### Short problem
Write the records below out again exactly as given, with no images.

### Dataset records
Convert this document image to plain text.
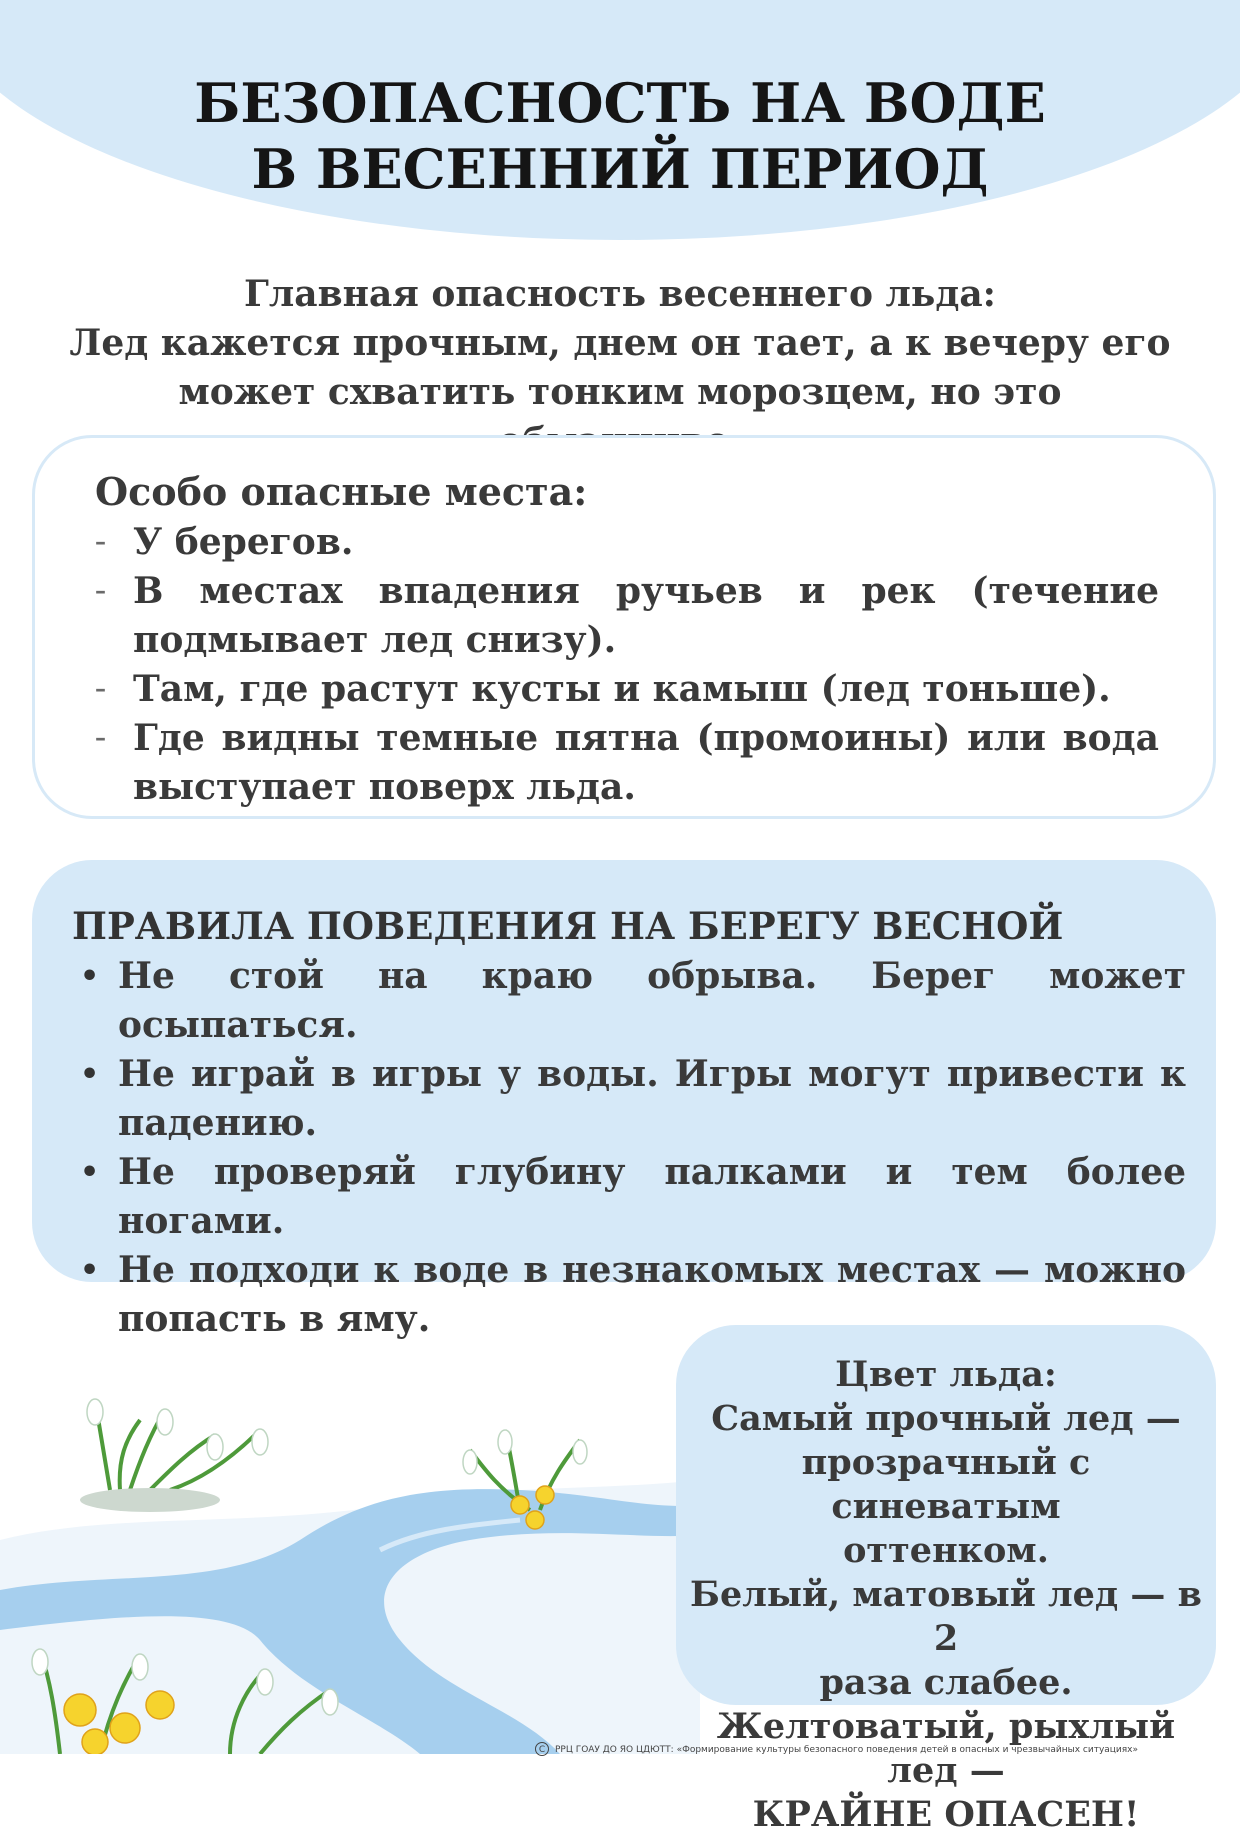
БЕЗОПАСНОСТЬ НА ВОДЕ
В ВЕСЕННИЙ ПЕРИОД
Главная опасность весеннего льда:
Лед кажется прочным, днем он тает, а к вечеру его может схватить тонким морозцем, но это
Особо опасные места:
– У берегов.
– В местах впадения ручьев и рек (течение подмывает лед снизу).
– Там, где растут кусты и камыш (лед тоньше).
– Где видны темные пятна (промоины) или вода выступает поверх льда.
ПРАВИЛА ПОВЕДЕНИЯ НА БЕРЕГУ ВЕСНОЙ
• Не стой на краю обрыва. Берег может осыпаться.
• Не играй в игры у воды. Игры могут привести к падению.
• Не проверяй глубину палками и тем более ногами.
• Не подходи к воде в незнакомых местах — можно попасть в яму.
Цвет льда:
Самый прочный лед —
прозрачный с синеватым
оттенком.
Белый, матовый лед — в 2
раза слабее.
Желтоватый, рыхлый лед —
КРАЙНЕ ОПАСЕН!
C РРЦ ГОАУ ДО ЯО ЦДЮТТ: «Формирование культуры безопасного поведения детей в опасных и чрезвычайных ситуациях»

### Reply
Convert this document image to plain text.
БЕЗОПАСНОСТЬ НА ВОДЕ
В ВЕСЕННИЙ ПЕРИОД
Главная опасность весеннего льда:
Лед кажется прочным, днем он тает, а к вечеру его может схватить тонким морозцем, но это
Особо опасные места:
– У берегов.
– В местах впадения ручьев и рек (течение подмывает лед снизу).
– Там, где растут кусты и камыш (лед тоньше).
– Где видны темные пятна (промоины) или вода выступает поверх льда.
ПРАВИЛА ПОВЕДЕНИЯ НА БЕРЕГУ ВЕСНОЙ
• Не стой на краю обрыва. Берег может осыпаться.
• Не играй в игры у воды. Игры могут привести к падению.
• Не проверяй глубину палками и тем более ногами.
• Не подходи к воде в незнакомых местах — можно попасть в яму.
Цвет льда:
Самый прочный лед —
прозрачный с синеватым
оттенком.
Белый, матовый лед — в 2
раза слабее.
Желтоватый, рыхлый лед —
КРАЙНЕ ОПАСЕН!
C РРЦ ГОАУ ДО ЯО ЦДЮТТ: «Формирование культуры безопасного поведения детей в опасных и чрезвычайных ситуациях»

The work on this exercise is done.